STATED PROBLEM: Sort through the entries below and pull out lines containing the word "text".

++++ DATA ENTRIES ++++

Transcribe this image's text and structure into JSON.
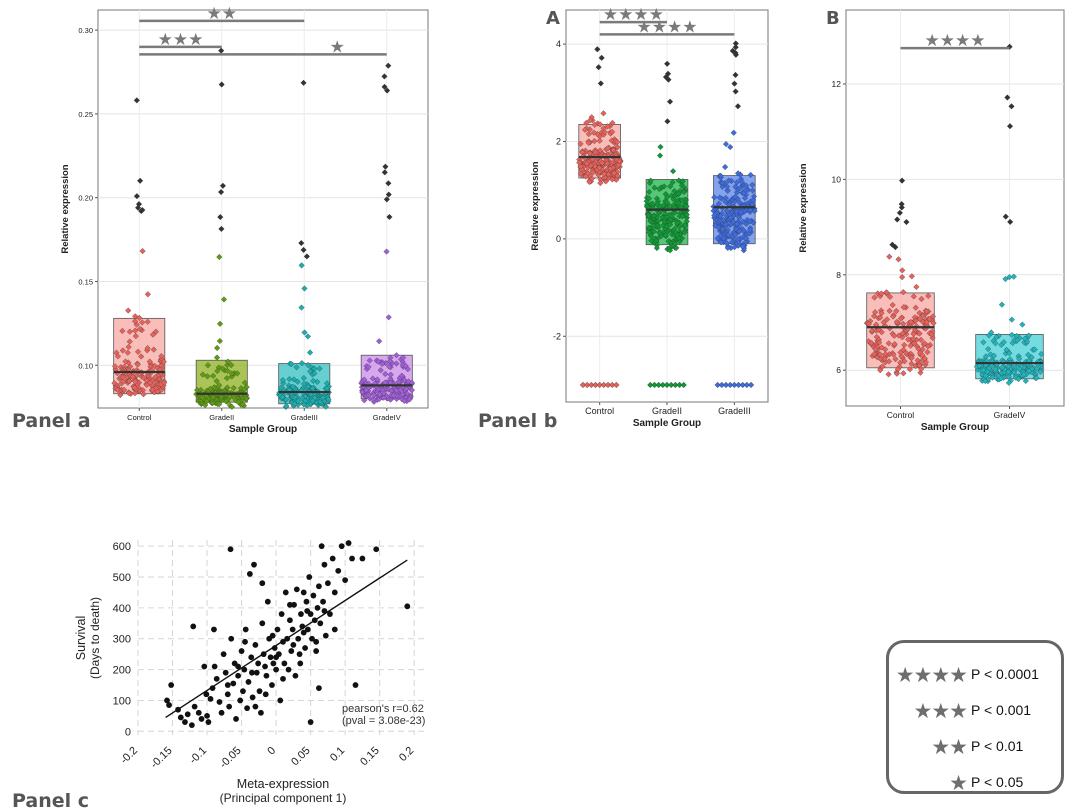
{
  "panel_labels": {
    "a": "Panel a",
    "b": "Panel b",
    "c": "Panel c"
  },
  "legend": [
    {
      "stars": "★★★★",
      "text": "P < 0.0001"
    },
    {
      "stars": "★★★",
      "text": "P < 0.001"
    },
    {
      "stars": "★★",
      "text": "P < 0.01"
    },
    {
      "stars": "★",
      "text": "P < 0.05"
    }
  ],
  "chart_data": [
    {
      "id": "panel-a",
      "type": "box",
      "subtitle": "",
      "xlabel": "Sample Group",
      "ylabel": "Relative expression",
      "categories": [
        "Control",
        "GradeII",
        "GradeIII",
        "GradeIV"
      ],
      "colors": [
        "#f7a8a3",
        "#8fb020",
        "#33c0c2",
        "#c98be8"
      ],
      "dot_colors": [
        "#e8625b",
        "#5e9c12",
        "#1aaeb0",
        "#a05ed8"
      ],
      "ylim": [
        0.0745,
        0.312
      ],
      "yticks": [
        0.1,
        0.15,
        0.2,
        0.25,
        0.3
      ],
      "ytick_labels": [
        "0.10",
        "0.15",
        "0.20",
        "0.25",
        "0.30"
      ],
      "boxes": [
        {
          "q1": 0.083,
          "median": 0.096,
          "q3": 0.128
        },
        {
          "q1": 0.078,
          "median": 0.083,
          "q3": 0.103
        },
        {
          "q1": 0.077,
          "median": 0.084,
          "q3": 0.101
        },
        {
          "q1": 0.08,
          "median": 0.088,
          "q3": 0.106
        }
      ],
      "ranges": [
        [
          0.082,
          0.29
        ],
        [
          0.075,
          0.289
        ],
        [
          0.075,
          0.269
        ],
        [
          0.073,
          0.294
        ]
      ],
      "significance": [
        {
          "from": 0,
          "to": 2,
          "y": 0.3055,
          "stars": "★★"
        },
        {
          "from": 0,
          "to": 1,
          "y": 0.29,
          "stars": "★★★"
        },
        {
          "from": 0,
          "to": 3,
          "y": 0.2855,
          "stars": "★"
        }
      ]
    },
    {
      "id": "panel-b-A",
      "type": "box",
      "subtitle": "A",
      "xlabel": "Sample Group",
      "ylabel": "Relative expression",
      "categories": [
        "Control",
        "GradeII",
        "GradeIII"
      ],
      "colors": [
        "#f7a8a3",
        "#1db34a",
        "#5b84e8"
      ],
      "dot_colors": [
        "#e8625b",
        "#0f9a35",
        "#3d6be0"
      ],
      "ylim": [
        -3.35,
        4.7
      ],
      "yticks": [
        -2,
        0,
        2,
        4
      ],
      "ytick_labels": [
        "-2",
        "0",
        "2",
        "4"
      ],
      "boxes": [
        {
          "q1": 1.25,
          "median": 1.68,
          "q3": 2.35
        },
        {
          "q1": -0.12,
          "median": 0.6,
          "q3": 1.22
        },
        {
          "q1": -0.1,
          "median": 0.65,
          "q3": 1.3
        }
      ],
      "ranges": [
        [
          -0.75,
          4.2
        ],
        [
          -1.35,
          4.05
        ],
        [
          -1.15,
          4.35
        ]
      ],
      "floor_value": -3.0,
      "significance": [
        {
          "from": 0,
          "to": 1,
          "y": 4.45,
          "stars": "★★★★"
        },
        {
          "from": 0,
          "to": 2,
          "y": 4.2,
          "stars": "★★★★"
        }
      ]
    },
    {
      "id": "panel-b-B",
      "type": "box",
      "subtitle": "B",
      "xlabel": "Sample Group",
      "ylabel": "Relative expression",
      "categories": [
        "Control",
        "GradeIV"
      ],
      "colors": [
        "#f7a8a3",
        "#46d0d6"
      ],
      "dot_colors": [
        "#e8625b",
        "#20b5bc"
      ],
      "ylim": [
        5.25,
        13.55
      ],
      "yticks": [
        6,
        8,
        10,
        12
      ],
      "ytick_labels": [
        "6",
        "8",
        "10",
        "12"
      ],
      "boxes": [
        {
          "q1": 6.05,
          "median": 6.9,
          "q3": 7.62
        },
        {
          "q1": 5.82,
          "median": 6.15,
          "q3": 6.75
        }
      ],
      "ranges": [
        [
          5.9,
          10.0
        ],
        [
          5.1,
          13.1
        ]
      ],
      "significance": [
        {
          "from": 0,
          "to": 1,
          "y": 12.75,
          "stars": "★★★★"
        }
      ]
    },
    {
      "id": "panel-c",
      "type": "scatter",
      "xlabel": "Meta-expression",
      "xlabel2": "(Principal component 1)",
      "ylabel": "Survival",
      "ylabel2": "(Days to death)",
      "xlim": [
        -0.2,
        0.22
      ],
      "ylim": [
        -12,
        620
      ],
      "xticks": [
        -0.2,
        -0.15,
        -0.1,
        -0.05,
        0,
        0.05,
        0.1,
        0.15,
        0.2
      ],
      "xtick_labels": [
        "-0.2",
        "-0.15",
        "-0.1",
        "-0.05",
        "0",
        "0.05",
        "0.1",
        "0.15",
        "0.2"
      ],
      "yticks": [
        0,
        100,
        200,
        300,
        400,
        500,
        600
      ],
      "ytick_labels": [
        "0",
        "100",
        "200",
        "300",
        "400",
        "500",
        "600"
      ],
      "fit": {
        "x0": -0.16,
        "y0": 45,
        "x1": 0.19,
        "y1": 555
      },
      "annotation": [
        "pearson's r=0.62",
        "(pval = 3.08e-23)"
      ],
      "points": [
        [
          -0.158,
          100
        ],
        [
          -0.155,
          85
        ],
        [
          -0.152,
          150
        ],
        [
          -0.142,
          70
        ],
        [
          -0.138,
          45
        ],
        [
          -0.132,
          30
        ],
        [
          -0.128,
          55
        ],
        [
          -0.122,
          20
        ],
        [
          -0.118,
          80
        ],
        [
          -0.112,
          60
        ],
        [
          -0.108,
          40
        ],
        [
          -0.104,
          210
        ],
        [
          -0.101,
          120
        ],
        [
          -0.098,
          30
        ],
        [
          -0.095,
          105
        ],
        [
          -0.092,
          140
        ],
        [
          -0.089,
          210
        ],
        [
          -0.086,
          170
        ],
        [
          -0.082,
          95
        ],
        [
          -0.079,
          60
        ],
        [
          -0.076,
          250
        ],
        [
          -0.073,
          190
        ],
        [
          -0.07,
          120
        ],
        [
          -0.068,
          80
        ],
        [
          -0.065,
          300
        ],
        [
          -0.062,
          155
        ],
        [
          -0.06,
          220
        ],
        [
          -0.058,
          40
        ],
        [
          -0.055,
          180
        ],
        [
          -0.052,
          100
        ],
        [
          -0.05,
          260
        ],
        [
          -0.048,
          130
        ],
        [
          -0.046,
          200
        ],
        [
          -0.044,
          330
        ],
        [
          -0.042,
          75
        ],
        [
          -0.04,
          160
        ],
        [
          -0.038,
          510
        ],
        [
          -0.036,
          240
        ],
        [
          -0.034,
          110
        ],
        [
          -0.032,
          540
        ],
        [
          -0.03,
          280
        ],
        [
          -0.028,
          190
        ],
        [
          -0.026,
          220
        ],
        [
          -0.024,
          130
        ],
        [
          -0.022,
          60
        ],
        [
          -0.02,
          350
        ],
        [
          -0.018,
          250
        ],
        [
          -0.016,
          210
        ],
        [
          -0.014,
          180
        ],
        [
          -0.012,
          420
        ],
        [
          -0.01,
          300
        ],
        [
          -0.008,
          240
        ],
        [
          -0.006,
          150
        ],
        [
          -0.004,
          220
        ],
        [
          -0.002,
          270
        ],
        [
          0.0,
          200
        ],
        [
          0.002,
          330
        ],
        [
          0.004,
          250
        ],
        [
          0.006,
          100
        ],
        [
          0.008,
          380
        ],
        [
          0.01,
          290
        ],
        [
          0.012,
          220
        ],
        [
          0.014,
          450
        ],
        [
          0.016,
          300
        ],
        [
          0.018,
          200
        ],
        [
          0.02,
          360
        ],
        [
          0.022,
          260
        ],
        [
          0.024,
          330
        ],
        [
          0.026,
          410
        ],
        [
          0.028,
          180
        ],
        [
          0.03,
          460
        ],
        [
          0.032,
          300
        ],
        [
          0.034,
          250
        ],
        [
          0.036,
          380
        ],
        [
          0.038,
          340
        ],
        [
          0.04,
          450
        ],
        [
          0.042,
          270
        ],
        [
          0.044,
          420
        ],
        [
          0.046,
          330
        ],
        [
          0.048,
          500
        ],
        [
          0.05,
          380
        ],
        [
          0.052,
          300
        ],
        [
          0.054,
          440
        ],
        [
          0.056,
          360
        ],
        [
          0.058,
          260
        ],
        [
          0.06,
          400
        ],
        [
          0.062,
          470
        ],
        [
          0.064,
          350
        ],
        [
          0.066,
          600
        ],
        [
          0.068,
          420
        ],
        [
          0.07,
          540
        ],
        [
          0.072,
          310
        ],
        [
          0.075,
          480
        ],
        [
          0.078,
          380
        ],
        [
          0.082,
          560
        ],
        [
          0.085,
          450
        ],
        [
          0.09,
          520
        ],
        [
          0.095,
          600
        ],
        [
          0.1,
          490
        ],
        [
          0.105,
          610
        ],
        [
          0.11,
          560
        ],
        [
          0.115,
          150
        ],
        [
          0.125,
          560
        ],
        [
          0.145,
          590
        ],
        [
          0.19,
          405
        ],
        [
          -0.066,
          590
        ],
        [
          -0.02,
          480
        ],
        [
          0.05,
          30
        ],
        [
          0.062,
          140
        ],
        [
          -0.09,
          330
        ],
        [
          -0.12,
          340
        ],
        [
          -0.03,
          80
        ],
        [
          0.0,
          240
        ],
        [
          0.02,
          410
        ],
        [
          0.035,
          220
        ],
        [
          0.07,
          390
        ],
        [
          -0.045,
          290
        ],
        [
          -0.015,
          120
        ],
        [
          0.01,
          170
        ],
        [
          0.04,
          320
        ],
        [
          -0.07,
          150
        ],
        [
          -0.1,
          50
        ],
        [
          0.058,
          290
        ],
        [
          0.085,
          330
        ],
        [
          -0.055,
          210
        ],
        [
          -0.035,
          190
        ],
        [
          0.025,
          280
        ],
        [
          0.045,
          390
        ],
        [
          -0.005,
          310
        ]
      ]
    }
  ]
}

++++

EXERCISE RESULT:
Transcribe this image's text and structure into JSON.
      "text": "P < 0.0001"
      "text": "P < 0.001"
      "text": "P < 0.01"
      "text": "P < 0.05"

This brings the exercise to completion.